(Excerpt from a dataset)
+++

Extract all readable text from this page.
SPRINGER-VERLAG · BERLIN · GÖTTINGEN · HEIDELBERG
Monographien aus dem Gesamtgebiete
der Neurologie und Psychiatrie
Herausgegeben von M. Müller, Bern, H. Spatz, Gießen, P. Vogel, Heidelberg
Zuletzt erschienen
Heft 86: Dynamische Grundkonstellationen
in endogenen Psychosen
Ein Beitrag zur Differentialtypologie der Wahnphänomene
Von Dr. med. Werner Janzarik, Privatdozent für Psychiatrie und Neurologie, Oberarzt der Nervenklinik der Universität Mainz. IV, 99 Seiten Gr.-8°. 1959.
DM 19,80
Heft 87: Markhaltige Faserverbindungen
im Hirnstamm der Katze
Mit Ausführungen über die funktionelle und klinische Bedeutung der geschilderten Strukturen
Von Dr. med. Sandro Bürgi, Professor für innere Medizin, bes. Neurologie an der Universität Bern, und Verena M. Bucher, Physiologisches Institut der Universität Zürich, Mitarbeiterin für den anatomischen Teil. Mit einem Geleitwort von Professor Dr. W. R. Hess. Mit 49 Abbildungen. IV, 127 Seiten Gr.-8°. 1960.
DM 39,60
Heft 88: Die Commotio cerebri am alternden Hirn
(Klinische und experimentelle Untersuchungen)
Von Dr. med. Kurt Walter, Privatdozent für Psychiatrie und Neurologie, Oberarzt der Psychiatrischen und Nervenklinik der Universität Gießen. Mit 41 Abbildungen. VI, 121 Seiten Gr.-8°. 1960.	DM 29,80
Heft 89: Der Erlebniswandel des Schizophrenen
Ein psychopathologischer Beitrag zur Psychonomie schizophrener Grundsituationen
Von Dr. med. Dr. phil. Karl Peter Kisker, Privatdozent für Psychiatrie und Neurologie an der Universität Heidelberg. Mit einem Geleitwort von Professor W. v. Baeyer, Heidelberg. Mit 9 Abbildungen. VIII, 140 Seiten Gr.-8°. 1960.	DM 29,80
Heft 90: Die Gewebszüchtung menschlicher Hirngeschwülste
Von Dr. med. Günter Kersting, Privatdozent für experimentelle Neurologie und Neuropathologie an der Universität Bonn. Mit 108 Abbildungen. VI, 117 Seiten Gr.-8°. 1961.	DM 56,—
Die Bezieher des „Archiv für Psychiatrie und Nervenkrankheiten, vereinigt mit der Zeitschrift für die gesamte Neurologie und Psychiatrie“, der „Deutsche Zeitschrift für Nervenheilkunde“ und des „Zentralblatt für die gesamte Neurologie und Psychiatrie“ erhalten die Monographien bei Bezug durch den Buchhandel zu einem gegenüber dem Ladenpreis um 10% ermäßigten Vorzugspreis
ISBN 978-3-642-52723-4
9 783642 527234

+++

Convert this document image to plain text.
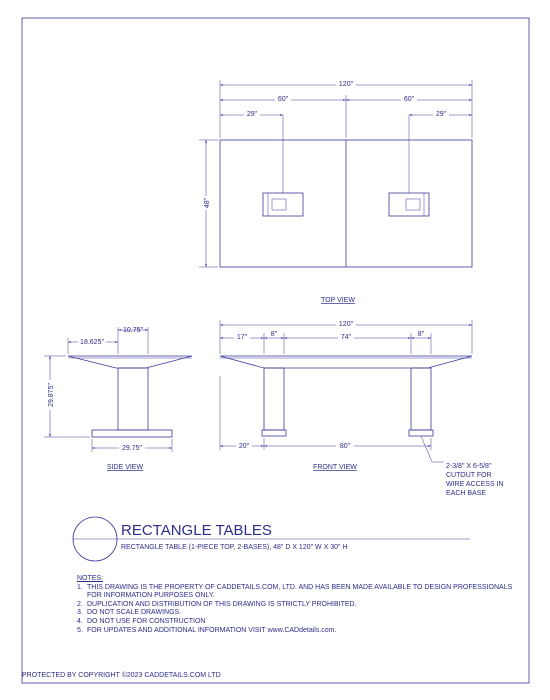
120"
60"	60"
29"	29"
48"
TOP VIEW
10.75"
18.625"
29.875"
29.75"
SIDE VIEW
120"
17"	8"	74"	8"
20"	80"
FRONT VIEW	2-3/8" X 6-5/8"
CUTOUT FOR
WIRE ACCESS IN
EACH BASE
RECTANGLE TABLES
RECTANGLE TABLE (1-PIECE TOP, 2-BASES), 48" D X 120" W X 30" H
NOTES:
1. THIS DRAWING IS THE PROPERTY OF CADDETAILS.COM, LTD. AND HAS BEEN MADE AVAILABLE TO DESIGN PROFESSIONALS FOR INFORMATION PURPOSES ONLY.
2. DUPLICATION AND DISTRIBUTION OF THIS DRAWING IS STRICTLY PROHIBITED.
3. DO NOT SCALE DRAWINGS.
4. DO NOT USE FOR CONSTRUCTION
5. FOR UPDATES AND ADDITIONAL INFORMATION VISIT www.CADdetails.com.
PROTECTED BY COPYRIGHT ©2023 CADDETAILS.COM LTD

+++

**Task details**: Search the data for "INFORMATION" and list every line in which it occurs.

**Problem solution**:
1. THIS DRAWING IS THE PROPERTY OF CADDETAILS.COM, LTD. AND HAS BEEN MADE AVAILABLE TO DESIGN PROFESSIONALS FOR INFORMATION PURPOSES ONLY.
5. FOR UPDATES AND ADDITIONAL INFORMATION VISIT www.CADdetails.com.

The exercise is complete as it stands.